| PROBLEM STATEMENT |
Exactly reproduce the line containing "Give me the" and all later lines to the end of the entries, leaving the pictures out of your copy.

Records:
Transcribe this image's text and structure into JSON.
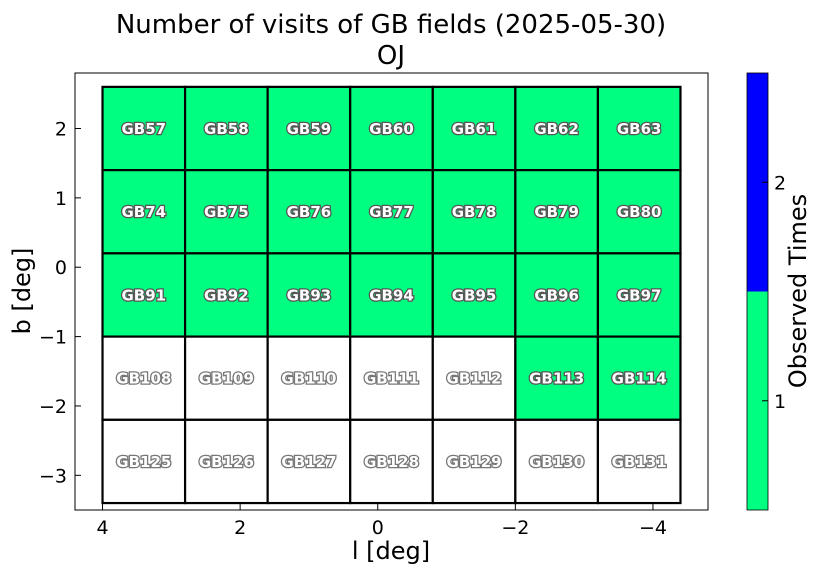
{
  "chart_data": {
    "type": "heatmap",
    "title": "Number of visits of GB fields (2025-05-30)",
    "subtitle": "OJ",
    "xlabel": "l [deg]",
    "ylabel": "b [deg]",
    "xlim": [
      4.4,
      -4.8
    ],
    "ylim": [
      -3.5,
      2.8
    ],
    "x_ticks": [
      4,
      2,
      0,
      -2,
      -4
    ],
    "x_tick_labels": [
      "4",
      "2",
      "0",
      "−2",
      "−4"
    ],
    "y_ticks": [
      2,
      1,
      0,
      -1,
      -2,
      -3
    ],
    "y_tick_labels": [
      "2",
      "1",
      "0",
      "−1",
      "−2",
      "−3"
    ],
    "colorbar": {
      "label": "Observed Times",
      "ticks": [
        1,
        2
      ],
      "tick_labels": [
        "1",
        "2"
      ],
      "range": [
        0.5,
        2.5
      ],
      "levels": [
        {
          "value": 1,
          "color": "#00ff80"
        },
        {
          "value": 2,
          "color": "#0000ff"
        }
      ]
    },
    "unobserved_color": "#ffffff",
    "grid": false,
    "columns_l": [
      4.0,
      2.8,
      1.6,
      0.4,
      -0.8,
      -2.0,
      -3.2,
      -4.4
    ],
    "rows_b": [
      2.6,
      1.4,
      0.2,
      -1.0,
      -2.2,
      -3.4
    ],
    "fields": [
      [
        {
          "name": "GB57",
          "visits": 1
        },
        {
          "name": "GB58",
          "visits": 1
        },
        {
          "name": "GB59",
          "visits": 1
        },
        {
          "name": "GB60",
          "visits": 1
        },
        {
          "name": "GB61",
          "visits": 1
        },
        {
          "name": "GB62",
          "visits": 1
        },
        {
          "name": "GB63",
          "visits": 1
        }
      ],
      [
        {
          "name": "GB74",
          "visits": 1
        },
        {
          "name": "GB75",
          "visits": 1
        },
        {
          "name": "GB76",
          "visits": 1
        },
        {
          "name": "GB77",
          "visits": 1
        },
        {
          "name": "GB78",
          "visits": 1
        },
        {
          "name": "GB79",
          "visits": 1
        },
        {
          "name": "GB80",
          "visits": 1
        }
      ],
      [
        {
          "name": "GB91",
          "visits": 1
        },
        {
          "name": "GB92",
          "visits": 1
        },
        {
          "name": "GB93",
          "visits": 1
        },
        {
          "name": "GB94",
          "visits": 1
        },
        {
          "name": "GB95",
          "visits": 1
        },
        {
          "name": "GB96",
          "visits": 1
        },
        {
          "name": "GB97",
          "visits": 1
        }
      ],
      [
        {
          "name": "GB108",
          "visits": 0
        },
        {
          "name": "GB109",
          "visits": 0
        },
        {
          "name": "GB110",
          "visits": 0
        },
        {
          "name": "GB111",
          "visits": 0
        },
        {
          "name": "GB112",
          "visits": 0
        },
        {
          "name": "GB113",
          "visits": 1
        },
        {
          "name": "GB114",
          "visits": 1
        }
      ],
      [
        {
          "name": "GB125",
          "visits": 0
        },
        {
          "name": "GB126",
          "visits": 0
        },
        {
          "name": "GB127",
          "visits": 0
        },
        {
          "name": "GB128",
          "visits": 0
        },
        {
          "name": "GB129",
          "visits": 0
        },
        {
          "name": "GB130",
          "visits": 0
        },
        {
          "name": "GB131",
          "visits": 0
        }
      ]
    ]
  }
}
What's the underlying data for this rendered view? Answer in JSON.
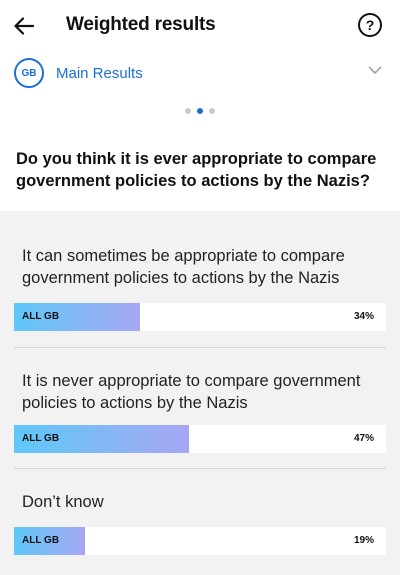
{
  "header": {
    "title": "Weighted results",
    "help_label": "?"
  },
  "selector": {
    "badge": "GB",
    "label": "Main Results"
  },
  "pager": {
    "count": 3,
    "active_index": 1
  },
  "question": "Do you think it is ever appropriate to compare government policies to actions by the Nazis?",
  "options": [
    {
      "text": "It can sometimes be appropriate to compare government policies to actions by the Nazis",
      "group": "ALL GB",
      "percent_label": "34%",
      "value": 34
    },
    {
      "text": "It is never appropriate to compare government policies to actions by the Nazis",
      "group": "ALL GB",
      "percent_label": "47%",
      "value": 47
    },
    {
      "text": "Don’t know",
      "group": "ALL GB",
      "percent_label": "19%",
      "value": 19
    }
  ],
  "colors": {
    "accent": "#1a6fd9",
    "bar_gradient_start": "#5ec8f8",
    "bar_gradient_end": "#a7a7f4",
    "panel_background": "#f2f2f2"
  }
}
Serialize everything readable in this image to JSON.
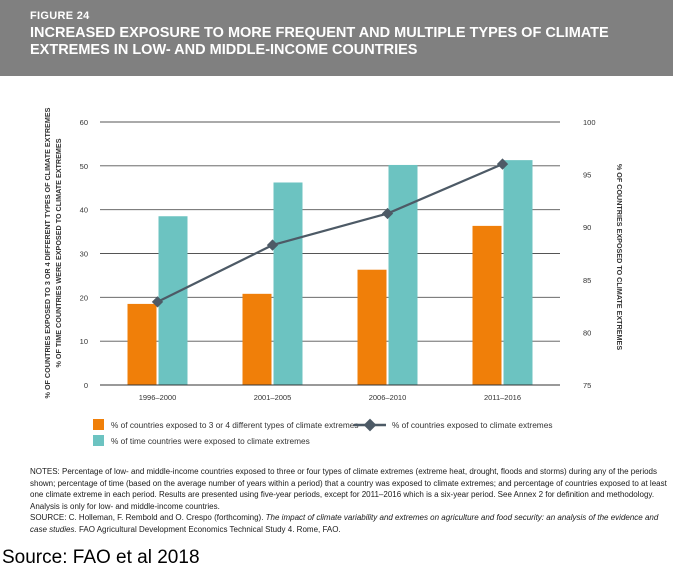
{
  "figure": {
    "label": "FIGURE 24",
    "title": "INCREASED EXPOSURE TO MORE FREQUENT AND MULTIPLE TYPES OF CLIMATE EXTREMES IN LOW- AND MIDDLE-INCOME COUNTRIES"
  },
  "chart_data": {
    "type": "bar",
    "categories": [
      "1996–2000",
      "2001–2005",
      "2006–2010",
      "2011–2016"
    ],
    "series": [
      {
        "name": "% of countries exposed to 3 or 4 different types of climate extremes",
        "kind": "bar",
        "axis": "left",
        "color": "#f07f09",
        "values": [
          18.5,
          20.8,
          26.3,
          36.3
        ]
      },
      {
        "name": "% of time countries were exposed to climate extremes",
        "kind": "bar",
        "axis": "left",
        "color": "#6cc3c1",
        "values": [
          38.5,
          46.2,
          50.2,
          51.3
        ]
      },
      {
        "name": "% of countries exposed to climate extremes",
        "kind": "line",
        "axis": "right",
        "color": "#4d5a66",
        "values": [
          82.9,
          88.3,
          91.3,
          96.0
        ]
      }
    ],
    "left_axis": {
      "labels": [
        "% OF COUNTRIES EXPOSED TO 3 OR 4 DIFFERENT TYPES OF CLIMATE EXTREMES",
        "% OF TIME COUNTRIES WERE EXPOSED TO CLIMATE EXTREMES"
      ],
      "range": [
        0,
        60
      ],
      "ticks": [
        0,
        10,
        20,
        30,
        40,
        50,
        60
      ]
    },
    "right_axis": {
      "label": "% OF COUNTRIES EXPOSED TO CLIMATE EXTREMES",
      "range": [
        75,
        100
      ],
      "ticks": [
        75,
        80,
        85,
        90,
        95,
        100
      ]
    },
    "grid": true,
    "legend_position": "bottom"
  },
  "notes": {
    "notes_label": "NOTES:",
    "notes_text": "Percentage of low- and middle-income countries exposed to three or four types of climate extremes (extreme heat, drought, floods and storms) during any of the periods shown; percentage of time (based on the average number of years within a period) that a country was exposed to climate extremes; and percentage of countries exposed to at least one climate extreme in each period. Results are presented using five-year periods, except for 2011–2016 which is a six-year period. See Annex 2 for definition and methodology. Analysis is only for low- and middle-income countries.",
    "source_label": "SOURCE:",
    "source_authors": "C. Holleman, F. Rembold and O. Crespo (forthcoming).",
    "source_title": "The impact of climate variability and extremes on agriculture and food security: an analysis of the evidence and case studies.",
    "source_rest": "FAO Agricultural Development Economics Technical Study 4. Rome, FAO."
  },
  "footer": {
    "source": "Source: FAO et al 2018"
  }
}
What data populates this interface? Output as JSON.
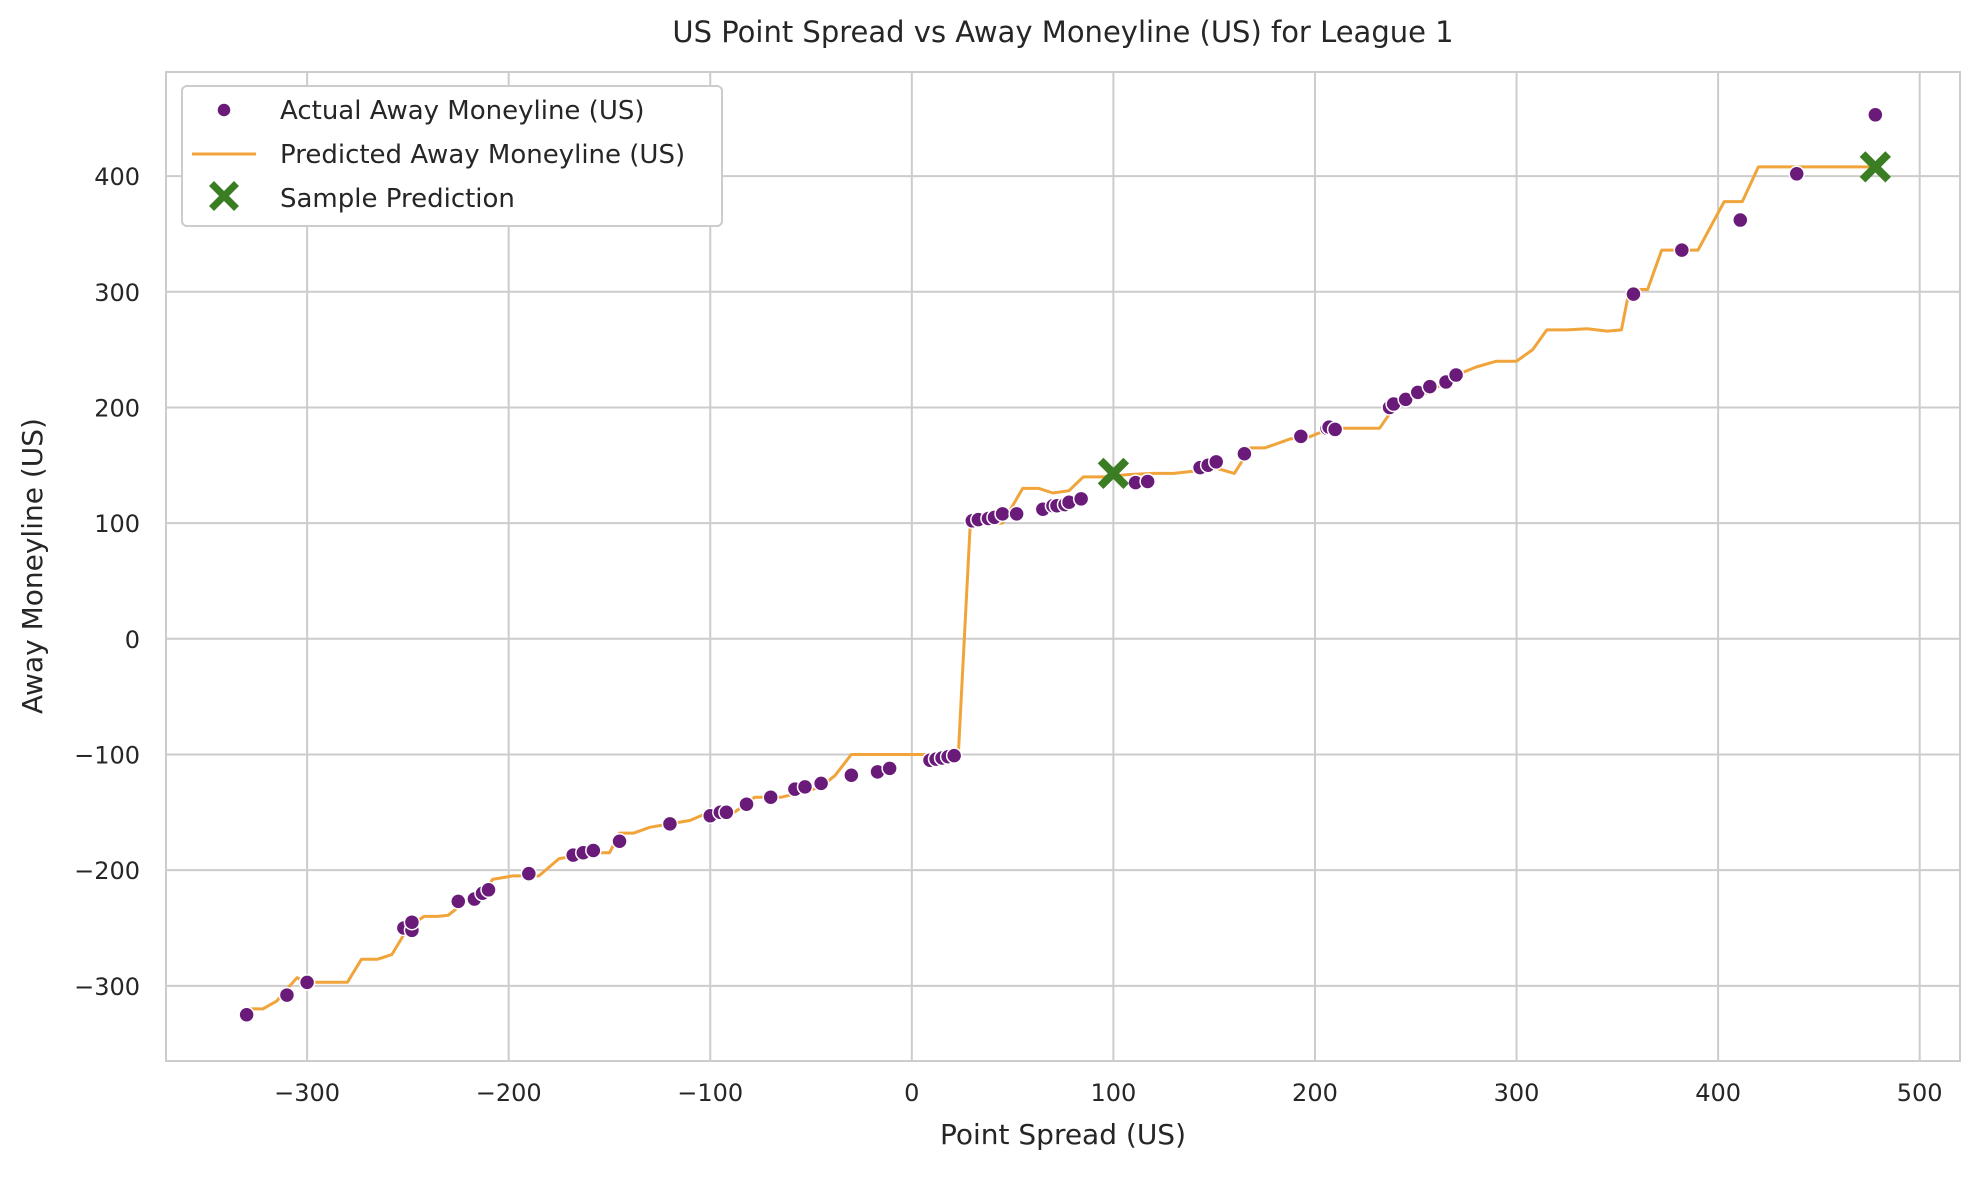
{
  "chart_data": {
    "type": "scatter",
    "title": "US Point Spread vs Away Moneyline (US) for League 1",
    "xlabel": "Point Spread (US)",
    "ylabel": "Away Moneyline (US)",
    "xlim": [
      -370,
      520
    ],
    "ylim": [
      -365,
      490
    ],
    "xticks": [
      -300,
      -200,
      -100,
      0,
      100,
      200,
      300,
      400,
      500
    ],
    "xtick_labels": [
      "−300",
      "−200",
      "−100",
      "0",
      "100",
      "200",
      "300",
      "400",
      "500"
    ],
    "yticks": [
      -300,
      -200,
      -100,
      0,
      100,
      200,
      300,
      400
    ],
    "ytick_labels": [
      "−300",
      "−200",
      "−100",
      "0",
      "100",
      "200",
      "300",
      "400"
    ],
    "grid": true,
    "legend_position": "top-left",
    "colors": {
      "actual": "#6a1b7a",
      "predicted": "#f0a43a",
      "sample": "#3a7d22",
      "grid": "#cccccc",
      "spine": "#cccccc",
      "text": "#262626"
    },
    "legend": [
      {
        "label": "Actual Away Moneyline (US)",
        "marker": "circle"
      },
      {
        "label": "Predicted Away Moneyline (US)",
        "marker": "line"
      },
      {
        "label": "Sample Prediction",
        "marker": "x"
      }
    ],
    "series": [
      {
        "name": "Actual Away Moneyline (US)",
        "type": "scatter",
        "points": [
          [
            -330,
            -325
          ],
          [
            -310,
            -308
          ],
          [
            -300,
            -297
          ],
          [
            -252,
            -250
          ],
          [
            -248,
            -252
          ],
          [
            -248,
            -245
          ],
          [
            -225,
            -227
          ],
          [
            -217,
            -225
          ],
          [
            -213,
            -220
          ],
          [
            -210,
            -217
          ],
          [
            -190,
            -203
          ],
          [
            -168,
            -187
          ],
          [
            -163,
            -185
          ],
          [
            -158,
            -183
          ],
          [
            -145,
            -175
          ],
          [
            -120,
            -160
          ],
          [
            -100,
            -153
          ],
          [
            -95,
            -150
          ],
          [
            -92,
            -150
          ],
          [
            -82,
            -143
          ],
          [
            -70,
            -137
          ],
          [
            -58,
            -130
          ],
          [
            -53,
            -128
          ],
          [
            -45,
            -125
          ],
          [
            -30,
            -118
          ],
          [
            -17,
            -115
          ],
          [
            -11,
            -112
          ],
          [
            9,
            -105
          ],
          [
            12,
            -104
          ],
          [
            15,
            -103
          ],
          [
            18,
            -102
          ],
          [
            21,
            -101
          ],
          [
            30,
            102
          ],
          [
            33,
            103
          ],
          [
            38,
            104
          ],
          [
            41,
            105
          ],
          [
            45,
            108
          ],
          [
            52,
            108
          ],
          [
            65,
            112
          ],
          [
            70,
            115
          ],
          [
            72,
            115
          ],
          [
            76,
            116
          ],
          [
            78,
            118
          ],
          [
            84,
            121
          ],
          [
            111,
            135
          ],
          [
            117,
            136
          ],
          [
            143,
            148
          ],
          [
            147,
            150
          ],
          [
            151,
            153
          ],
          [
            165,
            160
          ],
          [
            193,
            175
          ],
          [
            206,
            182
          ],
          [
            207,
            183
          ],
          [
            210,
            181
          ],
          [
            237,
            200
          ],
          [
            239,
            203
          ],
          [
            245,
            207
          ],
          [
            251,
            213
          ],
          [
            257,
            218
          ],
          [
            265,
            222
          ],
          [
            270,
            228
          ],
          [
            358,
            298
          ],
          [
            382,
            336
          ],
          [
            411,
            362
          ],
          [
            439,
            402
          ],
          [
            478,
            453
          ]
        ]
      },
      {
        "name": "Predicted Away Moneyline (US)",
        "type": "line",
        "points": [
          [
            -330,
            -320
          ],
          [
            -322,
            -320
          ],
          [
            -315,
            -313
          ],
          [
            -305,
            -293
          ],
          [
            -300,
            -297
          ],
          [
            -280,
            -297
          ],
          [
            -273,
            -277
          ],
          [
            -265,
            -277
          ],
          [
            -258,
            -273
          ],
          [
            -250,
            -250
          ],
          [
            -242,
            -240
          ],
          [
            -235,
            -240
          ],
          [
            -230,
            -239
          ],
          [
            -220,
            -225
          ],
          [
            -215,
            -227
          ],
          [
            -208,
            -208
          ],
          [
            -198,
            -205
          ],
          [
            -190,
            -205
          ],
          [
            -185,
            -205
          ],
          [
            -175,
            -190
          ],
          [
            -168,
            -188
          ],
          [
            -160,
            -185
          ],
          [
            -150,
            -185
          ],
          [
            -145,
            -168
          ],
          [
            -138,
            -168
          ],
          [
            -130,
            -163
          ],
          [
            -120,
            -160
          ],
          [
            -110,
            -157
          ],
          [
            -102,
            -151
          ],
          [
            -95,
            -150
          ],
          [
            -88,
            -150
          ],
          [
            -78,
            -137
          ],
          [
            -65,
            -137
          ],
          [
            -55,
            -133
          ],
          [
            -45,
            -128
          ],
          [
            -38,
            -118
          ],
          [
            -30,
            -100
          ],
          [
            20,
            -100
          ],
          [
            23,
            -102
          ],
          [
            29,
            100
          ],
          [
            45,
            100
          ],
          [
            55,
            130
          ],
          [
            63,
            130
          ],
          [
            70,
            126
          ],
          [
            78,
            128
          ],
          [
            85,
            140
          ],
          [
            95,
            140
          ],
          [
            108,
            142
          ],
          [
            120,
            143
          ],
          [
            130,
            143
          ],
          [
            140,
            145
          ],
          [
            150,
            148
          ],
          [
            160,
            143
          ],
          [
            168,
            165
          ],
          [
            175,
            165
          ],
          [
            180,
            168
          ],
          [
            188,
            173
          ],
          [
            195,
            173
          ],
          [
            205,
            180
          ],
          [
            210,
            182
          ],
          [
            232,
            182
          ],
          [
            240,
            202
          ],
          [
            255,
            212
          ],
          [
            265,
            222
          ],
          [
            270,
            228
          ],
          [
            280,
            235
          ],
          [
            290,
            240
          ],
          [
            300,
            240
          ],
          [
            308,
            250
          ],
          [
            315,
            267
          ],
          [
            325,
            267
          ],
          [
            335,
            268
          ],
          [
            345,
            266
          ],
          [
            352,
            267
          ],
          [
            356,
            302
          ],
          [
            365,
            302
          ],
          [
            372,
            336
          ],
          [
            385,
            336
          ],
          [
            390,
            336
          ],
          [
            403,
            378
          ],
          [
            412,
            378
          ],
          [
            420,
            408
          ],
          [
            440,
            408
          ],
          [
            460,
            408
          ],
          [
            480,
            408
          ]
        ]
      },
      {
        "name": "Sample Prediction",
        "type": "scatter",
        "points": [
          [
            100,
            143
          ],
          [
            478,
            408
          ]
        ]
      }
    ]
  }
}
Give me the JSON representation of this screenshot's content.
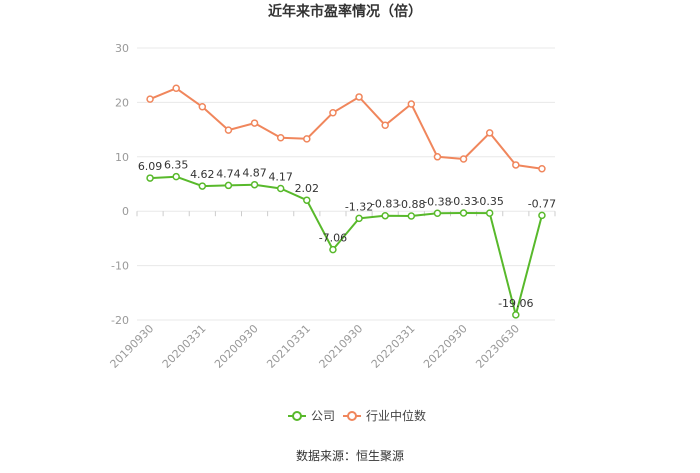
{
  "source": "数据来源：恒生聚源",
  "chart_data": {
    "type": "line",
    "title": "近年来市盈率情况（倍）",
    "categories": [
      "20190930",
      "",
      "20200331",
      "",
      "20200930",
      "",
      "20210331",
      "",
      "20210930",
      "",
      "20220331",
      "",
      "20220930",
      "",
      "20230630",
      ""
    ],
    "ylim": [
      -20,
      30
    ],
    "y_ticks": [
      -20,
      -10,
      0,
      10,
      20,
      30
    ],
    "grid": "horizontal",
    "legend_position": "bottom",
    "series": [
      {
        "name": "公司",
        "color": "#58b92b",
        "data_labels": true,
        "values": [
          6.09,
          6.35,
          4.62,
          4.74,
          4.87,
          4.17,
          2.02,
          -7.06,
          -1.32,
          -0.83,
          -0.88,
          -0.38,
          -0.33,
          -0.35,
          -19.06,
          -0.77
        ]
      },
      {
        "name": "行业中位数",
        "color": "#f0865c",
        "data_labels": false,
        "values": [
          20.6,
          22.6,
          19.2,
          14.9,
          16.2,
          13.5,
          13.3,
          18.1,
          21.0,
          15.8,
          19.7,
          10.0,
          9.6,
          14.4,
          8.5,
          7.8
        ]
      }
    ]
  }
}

| TASK ANSWER |
Give me the JSON representation of this screenshot's content.
{
  "source": "数据来源：恒生聚源",
  "chart_data": {
    "type": "line",
    "title": "近年来市盈率情况（倍）",
    "categories": [
      "20190930",
      "",
      "20200331",
      "",
      "20200930",
      "",
      "20210331",
      "",
      "20210930",
      "",
      "20220331",
      "",
      "20220930",
      "",
      "20230630",
      ""
    ],
    "ylim": [
      -20,
      30
    ],
    "y_ticks": [
      -20,
      -10,
      0,
      10,
      20,
      30
    ],
    "grid": "horizontal",
    "legend_position": "bottom",
    "series": [
      {
        "name": "公司",
        "color": "#58b92b",
        "data_labels": true,
        "values": [
          6.09,
          6.35,
          4.62,
          4.74,
          4.87,
          4.17,
          2.02,
          -7.06,
          -1.32,
          -0.83,
          -0.88,
          -0.38,
          -0.33,
          -0.35,
          -19.06,
          -0.77
        ]
      },
      {
        "name": "行业中位数",
        "color": "#f0865c",
        "data_labels": false,
        "values": [
          20.6,
          22.6,
          19.2,
          14.9,
          16.2,
          13.5,
          13.3,
          18.1,
          21.0,
          15.8,
          19.7,
          10.0,
          9.6,
          14.4,
          8.5,
          7.8
        ]
      }
    ]
  }
}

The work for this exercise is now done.